##### PASSAGE PROVIDED

Synopsis: “When 79-year-old Arthur Edwards gathers his family together to share some important news, no one is prepared for the bombshell he drops: he's gay, and after a lifetime in the closet, he's finally ready to come out. Arthur's 21-year-old grandson, Teddy, has a secret of his own: he's also gay, and developing serious feelings for his colleague Ben. But Teddy doesn't feel ready to come out yet – especially when Arthur’s announcement causes shockwaves in the family. Arthur and Teddy have always been close, and now they must navigate first loves, heartbreak, and finding their place in their community. But can they – and their family – learn to accept who they truly are?”

##########

▶ _STATED PROBLEM 1_
Copy the rows word for word, from the first row through the line containing "more-options-icon[interactable]: ⋮ [1247,411,1259,425]", both ends included.

##### SUPPLIED INFORMATION

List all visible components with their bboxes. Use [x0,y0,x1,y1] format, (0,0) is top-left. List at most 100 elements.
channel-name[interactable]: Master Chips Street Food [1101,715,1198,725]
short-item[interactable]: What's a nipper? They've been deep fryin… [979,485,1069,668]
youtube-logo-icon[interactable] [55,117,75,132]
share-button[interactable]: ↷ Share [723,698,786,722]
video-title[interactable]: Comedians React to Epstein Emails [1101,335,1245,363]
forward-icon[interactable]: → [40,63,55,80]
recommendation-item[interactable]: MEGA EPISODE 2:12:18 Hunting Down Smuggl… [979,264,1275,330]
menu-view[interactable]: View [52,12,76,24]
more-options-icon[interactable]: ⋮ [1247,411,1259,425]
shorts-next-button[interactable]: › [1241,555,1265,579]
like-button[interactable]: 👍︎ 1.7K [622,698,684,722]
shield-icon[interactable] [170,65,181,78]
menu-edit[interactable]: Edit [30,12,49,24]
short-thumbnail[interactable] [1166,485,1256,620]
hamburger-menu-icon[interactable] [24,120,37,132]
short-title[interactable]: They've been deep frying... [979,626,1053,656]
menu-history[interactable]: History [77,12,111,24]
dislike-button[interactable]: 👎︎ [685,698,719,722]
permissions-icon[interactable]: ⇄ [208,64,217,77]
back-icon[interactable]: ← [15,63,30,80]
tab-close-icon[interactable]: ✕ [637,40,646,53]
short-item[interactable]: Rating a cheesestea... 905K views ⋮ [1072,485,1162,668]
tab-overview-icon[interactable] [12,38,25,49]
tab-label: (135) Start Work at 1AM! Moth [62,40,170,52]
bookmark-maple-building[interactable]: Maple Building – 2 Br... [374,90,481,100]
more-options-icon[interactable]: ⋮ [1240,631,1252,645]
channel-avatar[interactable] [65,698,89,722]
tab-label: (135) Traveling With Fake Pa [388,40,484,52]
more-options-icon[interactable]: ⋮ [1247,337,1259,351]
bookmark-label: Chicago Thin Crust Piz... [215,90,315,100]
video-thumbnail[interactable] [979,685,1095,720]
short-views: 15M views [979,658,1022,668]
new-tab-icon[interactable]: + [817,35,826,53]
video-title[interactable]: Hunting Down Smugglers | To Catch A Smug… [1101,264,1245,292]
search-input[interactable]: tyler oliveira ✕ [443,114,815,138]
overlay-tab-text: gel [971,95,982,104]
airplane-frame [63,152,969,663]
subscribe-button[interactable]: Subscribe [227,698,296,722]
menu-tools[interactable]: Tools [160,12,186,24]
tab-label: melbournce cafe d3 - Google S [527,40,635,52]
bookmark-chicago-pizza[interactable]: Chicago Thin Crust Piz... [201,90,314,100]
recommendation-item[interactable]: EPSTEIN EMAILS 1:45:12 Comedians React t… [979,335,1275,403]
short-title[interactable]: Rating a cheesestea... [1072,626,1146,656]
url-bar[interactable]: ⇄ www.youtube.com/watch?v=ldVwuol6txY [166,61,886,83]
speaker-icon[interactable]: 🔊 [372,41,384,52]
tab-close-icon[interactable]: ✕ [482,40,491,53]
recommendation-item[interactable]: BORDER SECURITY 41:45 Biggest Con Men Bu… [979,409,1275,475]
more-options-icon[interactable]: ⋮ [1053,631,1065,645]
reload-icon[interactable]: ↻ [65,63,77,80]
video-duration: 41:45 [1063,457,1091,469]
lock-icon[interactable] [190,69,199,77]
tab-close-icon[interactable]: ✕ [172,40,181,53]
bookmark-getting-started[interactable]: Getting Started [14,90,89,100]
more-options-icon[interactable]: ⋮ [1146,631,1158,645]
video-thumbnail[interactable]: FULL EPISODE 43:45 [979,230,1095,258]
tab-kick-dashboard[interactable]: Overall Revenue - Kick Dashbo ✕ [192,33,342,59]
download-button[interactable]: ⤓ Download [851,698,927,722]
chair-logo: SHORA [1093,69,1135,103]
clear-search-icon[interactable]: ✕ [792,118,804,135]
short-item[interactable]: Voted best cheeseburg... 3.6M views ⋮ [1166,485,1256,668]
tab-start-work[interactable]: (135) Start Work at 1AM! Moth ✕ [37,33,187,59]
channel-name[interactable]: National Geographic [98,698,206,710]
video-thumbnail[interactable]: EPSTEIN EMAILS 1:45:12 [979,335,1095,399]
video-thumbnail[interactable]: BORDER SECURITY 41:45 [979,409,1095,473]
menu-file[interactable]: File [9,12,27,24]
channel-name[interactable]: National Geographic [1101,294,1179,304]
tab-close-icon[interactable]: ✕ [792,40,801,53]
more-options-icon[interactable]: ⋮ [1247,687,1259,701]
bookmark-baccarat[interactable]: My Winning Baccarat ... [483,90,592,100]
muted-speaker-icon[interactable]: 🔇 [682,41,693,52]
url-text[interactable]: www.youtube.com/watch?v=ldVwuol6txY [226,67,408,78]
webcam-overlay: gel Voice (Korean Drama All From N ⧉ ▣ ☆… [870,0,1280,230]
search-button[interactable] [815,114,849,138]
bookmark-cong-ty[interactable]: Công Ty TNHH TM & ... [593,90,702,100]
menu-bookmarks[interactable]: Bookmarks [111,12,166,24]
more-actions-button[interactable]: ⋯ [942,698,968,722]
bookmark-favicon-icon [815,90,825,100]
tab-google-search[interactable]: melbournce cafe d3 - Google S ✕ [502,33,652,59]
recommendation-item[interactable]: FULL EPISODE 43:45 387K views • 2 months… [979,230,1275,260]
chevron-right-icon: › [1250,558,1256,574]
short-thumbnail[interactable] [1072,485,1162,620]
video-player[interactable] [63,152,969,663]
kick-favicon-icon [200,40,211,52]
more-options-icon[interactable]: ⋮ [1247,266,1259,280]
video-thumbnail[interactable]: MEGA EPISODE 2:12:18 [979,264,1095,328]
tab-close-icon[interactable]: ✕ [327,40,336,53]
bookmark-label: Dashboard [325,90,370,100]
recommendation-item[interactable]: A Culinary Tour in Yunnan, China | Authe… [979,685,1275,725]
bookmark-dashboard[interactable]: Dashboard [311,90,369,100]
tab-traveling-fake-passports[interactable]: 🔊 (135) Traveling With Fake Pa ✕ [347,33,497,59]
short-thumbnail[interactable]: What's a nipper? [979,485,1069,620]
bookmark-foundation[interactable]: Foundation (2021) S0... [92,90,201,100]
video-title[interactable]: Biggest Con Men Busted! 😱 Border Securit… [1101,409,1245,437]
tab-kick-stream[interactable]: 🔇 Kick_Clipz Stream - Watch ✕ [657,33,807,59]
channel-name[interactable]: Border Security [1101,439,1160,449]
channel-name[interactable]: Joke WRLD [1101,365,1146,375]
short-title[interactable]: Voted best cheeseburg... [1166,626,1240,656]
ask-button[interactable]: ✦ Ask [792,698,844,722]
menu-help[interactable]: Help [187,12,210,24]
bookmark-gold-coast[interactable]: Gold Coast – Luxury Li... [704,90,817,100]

##########

▶ _STATED PROBLEM 2_
Continue the book synopsis about Arthur and his grandson Teddy from where it stops.

▶ _ANSWER 1_
List all visible components with their bboxes. Use [x0,y0,x1,y1] format, (0,0) is top-left. List at most 100 elements.
channel-name[interactable]: Master Chips Street Food [1101,715,1198,725]
short-item[interactable]: What's a nipper? They've been deep fryin… [979,485,1069,668]
youtube-logo-icon[interactable] [55,117,75,132]
share-button[interactable]: ↷ Share [723,698,786,722]
video-title[interactable]: Comedians React to Epstein Emails [1101,335,1245,363]
forward-icon[interactable]: → [40,63,55,80]
recommendation-item[interactable]: MEGA EPISODE 2:12:18 Hunting Down Smuggl… [979,264,1275,330]
menu-view[interactable]: View [52,12,76,24]
more-options-icon[interactable]: ⋮ [1247,411,1259,425]

▶ _ANSWER 2_
The book bounces back and forth between Arthur’s and Teddy’s experiences with coming out. While Arthur is mostly accepted by his family, his daughter Elizabeth (Teddy’s mother) isn’t so quick to warm to the idea. This leaves Teddy in a very difficult predicament between being himself and being who his mother believes he is, lest he rock the boat any further. I found Arthur’s sections of the book to be poignant, moving and deeply affecting. The idea of still wanting to find yourself and claim your identity far down a worthy road was a story worth telling. The freedom to redefine yourself, change your mind, and seek your own truth is important. While I enjoyed Teddy and Arthur’s familial scenes together, Teddy’s love triangle fell a little flat for me. I don’t always love friends-to-lovers type relationships because they can feel too sudden and jarring. But there’s plenty here to fall for, and be swept off your feet if you give love a chance. Out February 27th!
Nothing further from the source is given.